Aim:
Using the data below, copy each line that includes the word "Windows".

Stored data:
-- Begin --

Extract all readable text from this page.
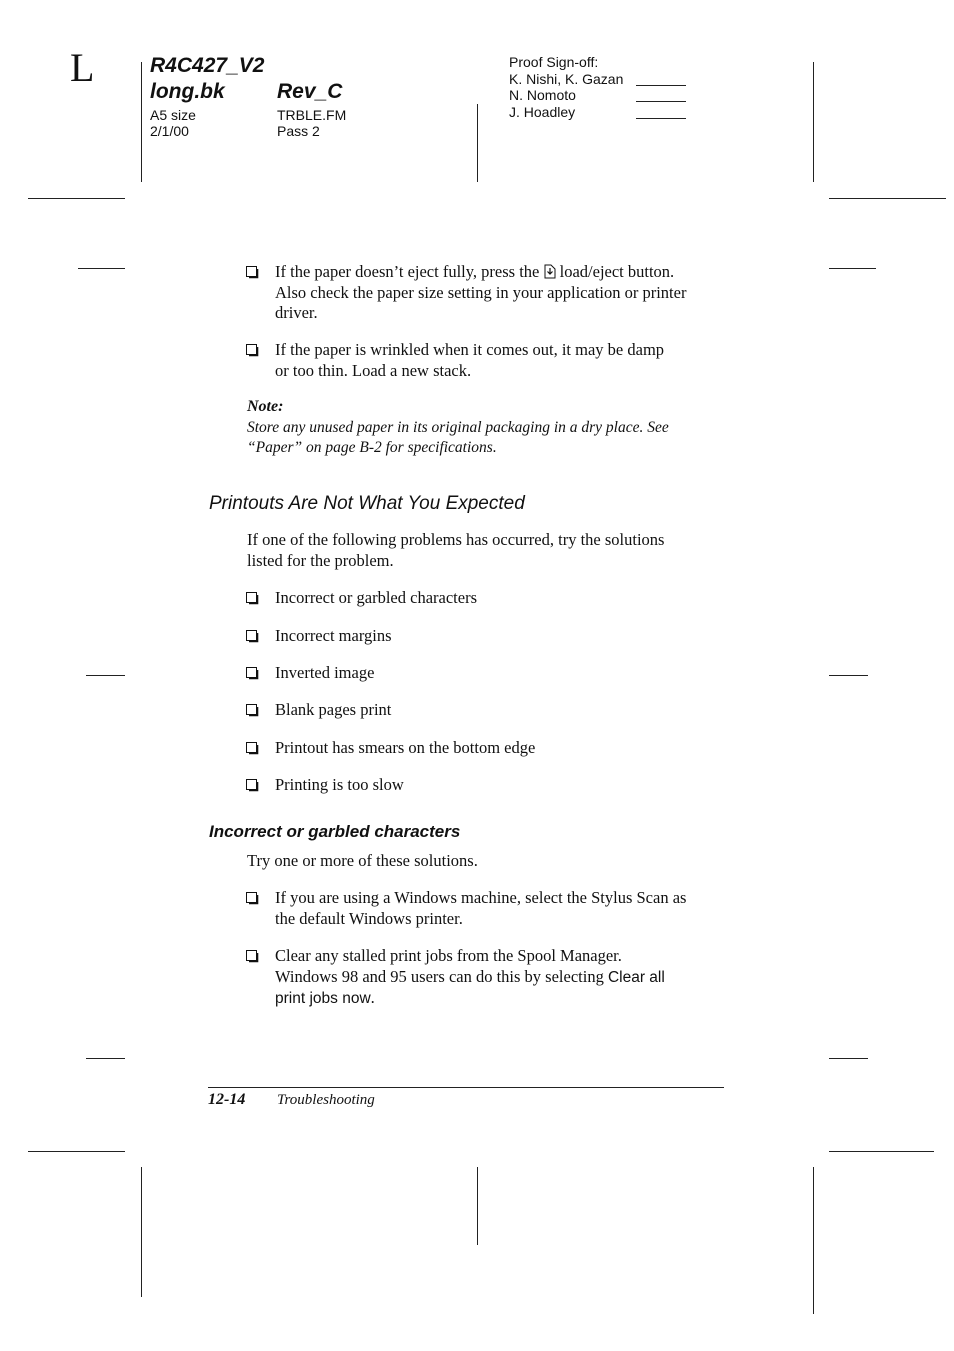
L	R4C427_V2
long.bk Rev_C
A5 size
2/1/00
TRBLE.FM
Pass 2
Proof Sign-off:
K. Nishi, K. Gazan
N. Nomoto
J. Hoadley
If the paper doesn’t eject fully, press the load/eject button.
Also check the paper size setting in your application or printer
driver.
If the paper is wrinkled when it comes out, it may be damp
or too thin. Load a new stack.
Note:
Store any unused paper in its original packaging in a dry place. See
“Paper” on page B-2 for specifications.
Printouts Are Not What You Expected
If one of the following problems has occurred, try the solutions
listed for the problem.
Incorrect or garbled characters
Incorrect margins
Inverted image
Blank pages print
Printout has smears on the bottom edge
Printing is too slow
Incorrect or garbled characters
Try one or more of these solutions.
If you are using a Windows machine, select the Stylus Scan as
the default Windows printer.
Clear any stalled print jobs from the Spool Manager.
Windows 98 and 95 users can do this by selecting Clear all
print jobs now.
12-14 Troubleshooting
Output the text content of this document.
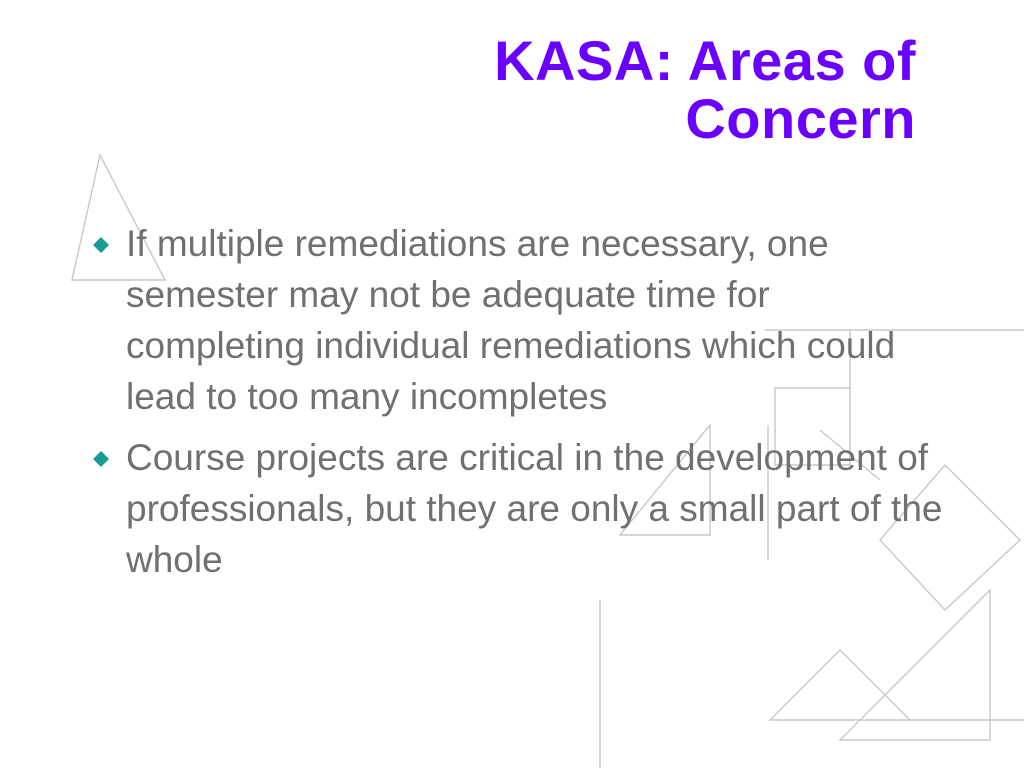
KASA: Areas of
Concern
If multiple remediations are necessary, one semester may not be adequate time for completing individual remediations which could lead to too many incompletes
Course projects are critical in the development of professionals, but they are only a small part of the whole
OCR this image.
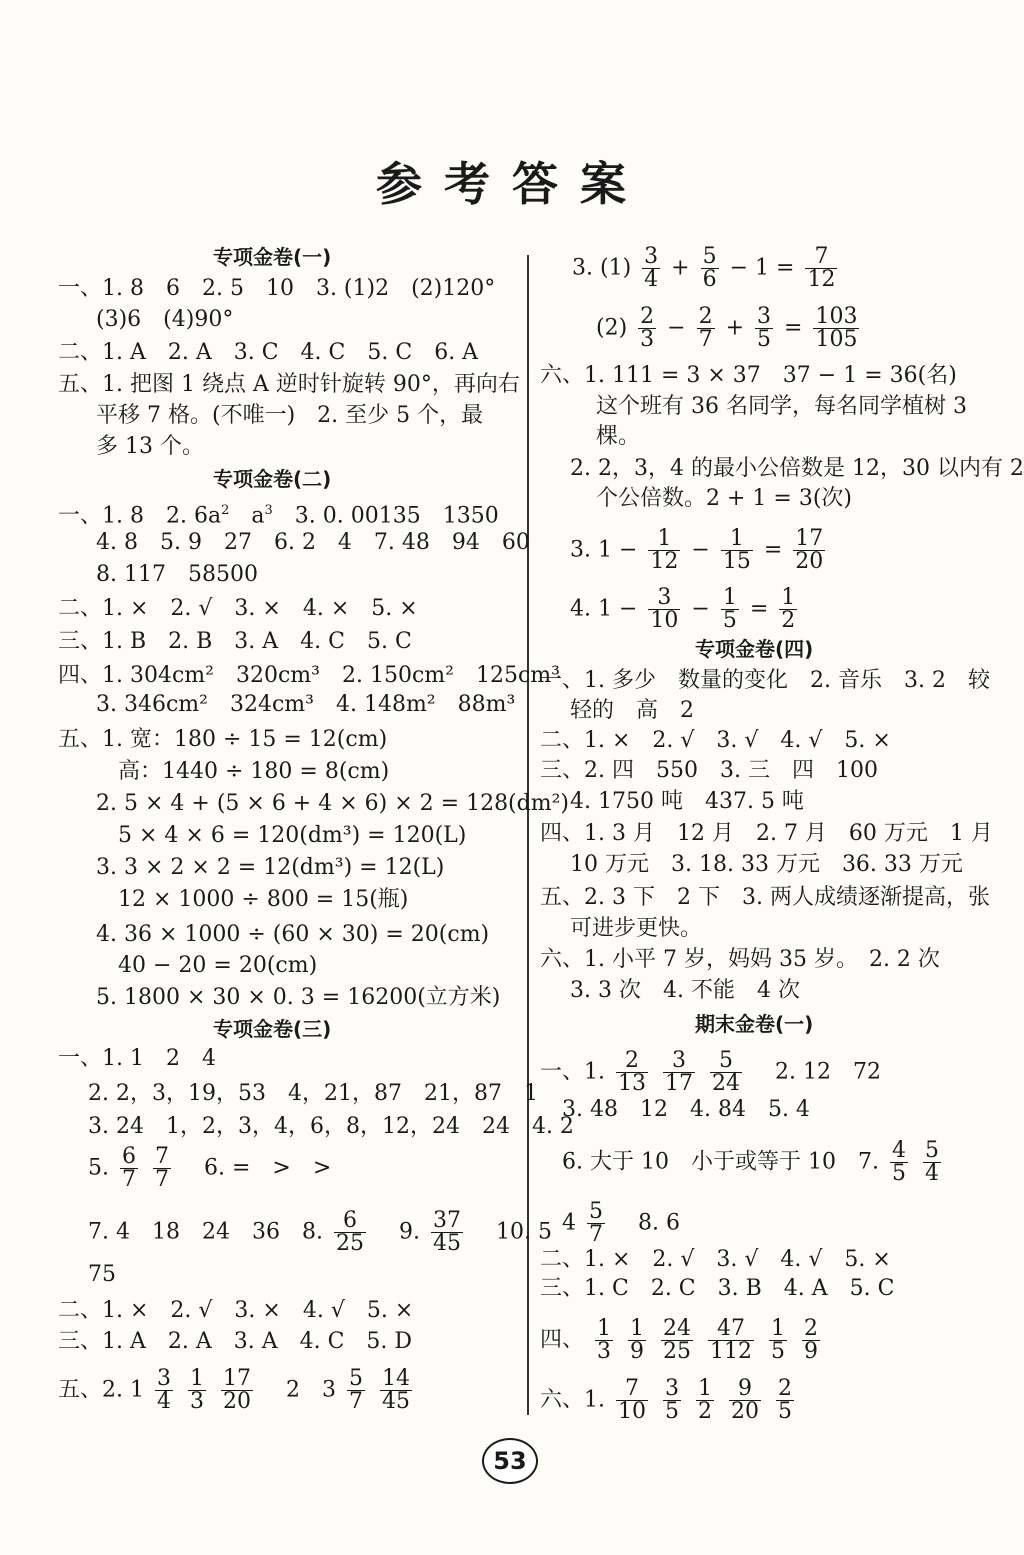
参考答案
专项金卷(一)
一、1. 8　6　2. 5　10　3. (1)2　(2)120°
(3)6　(4)90°
二、1. A　2. A　3. C　4. C　5. C　6. A
五、1. 把图 1 绕点 A 逆时针旋转 90°，再向右
平移 7 格。(不唯一)　2. 至少 5 个，最
多 13 个。
专项金卷(二)
一、1. 8　2. $6a^2$　$a^3$　3. 0. 00135　1350
4. 8　5. 9　27　6. 2　4　7. 48　94　60
8. 117　58500
二、1. ×　2. √　3. ×　4. ×　5. ×
三、1. B　2. B　3. A　4. C　5. C
四、1. 304cm²　320cm³　2. 150cm²　125cm³
3. 346cm²　324cm³　4. 148m²　88m³
五、1. 宽：180 ÷ 15 = 12(cm)
高：1440 ÷ 180 = 8(cm)
2. 5 × 4 + (5 × 6 + 4 × 6) × 2 = 128(dm²)
5 × 4 × 6 = 120(dm³) = 120(L)
3. 3 × 2 × 2 = 12(dm³) = 12(L)
12 × 1000 ÷ 800 = 15(瓶)
4. 36 × 1000 ÷ (60 × 30) = 20(cm)
40 − 20 = 20(cm)
5. 1800 × 30 × 0. 3 = 16200(立方米)
专项金卷(三)
一、1. 1　2　4
2. 2，3，19，53　4，21，87　21，87　1
3. 24　1，2，3，4，6，8，12，24　24　4. 2
5. $\frac{6}{7}$
$\frac{7}{7}$ 　6. =　>　>
7. 4　18　24　36　8. $\frac{6}{25}$ 　9. $\frac{37}{45}$ 　10. 5
75
二、1. ×　2. √　3. ×　4. √　5. ×
三、1. A　2. A　3. A　4. C　5. D
五、2. $1 \frac{3}{4}$
$\frac{1}{3}$
$\frac{17}{20}$ 　2　$3 \frac{5}{7}$
$\frac{14}{45}$
3. $(1) \frac{3}{4} + \frac{5}{6} - 1 = \frac{7}{12}$
$(2) \frac{2}{3} - \frac{2}{7} + \frac{3}{5} = \frac{103}{105}$
六、1. 111 = 3 × 37　37 − 1 = 36(名)
这个班有 36 名同学，每名同学植树 3
棵。
2. 2，3，4 的最小公倍数是 12，30 以内有 2
个公倍数。2 + 1 = 3(次)
3. $1 - \frac{1}{12} - \frac{1}{15} = \frac{17}{20}$
4. $1 - \frac{3}{10} - \frac{1}{5} = \frac{1}{2}$
专项金卷(四)
一、1. 多少　数量的变化　2. 音乐　3. 2　较
轻的　高　2
二、1. ×　2. √　3. √　4. √　5. ×
三、2. 四　550　3. 三　四　100
4. 1750 吨　437. 5 吨
四、1. 3 月　12 月　2. 7 月　60 万元　1 月
10 万元　3. 18. 33 万元　36. 33 万元
五、2. 3 下　2 下　3. 两人成绩逐渐提高，张
可进步更快。
六、1. 小平 7 岁，妈妈 35 岁。　2. 2 次
3. 3 次　4. 不能　4 次
期末金卷(一)
一、1. $\frac{2}{13}$
$\frac{3}{17}$
$\frac{5}{24}$ 　2. 12　72
3. 48　12　4. 84　5. 4
6. 大于 10　小于或等于 10　7. $\frac{4}{5}$
$\frac{5}{4}$
$4 \frac{5}{7}$ 　8. 6
二、1. ×　2. √　3. √　4. √　5. ×
三、1. C　2. C　3. B　4. A　5. C
四、 $\frac{1}{3}$
$\frac{1}{9}$
$\frac{24}{25}$
$\frac{47}{112}$
$\frac{1}{5}$
$\frac{2}{9}$
六、1. $\frac{7}{10}$
$\frac{3}{5}$
$\frac{1}{2}$
$\frac{9}{20}$
$\frac{2}{5}$
53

-- End --

Response to the exercise:
If you are using a Windows machine, select the Stylus Scan as
the default Windows printer.
Windows 98 and 95 users can do this by selecting Clear all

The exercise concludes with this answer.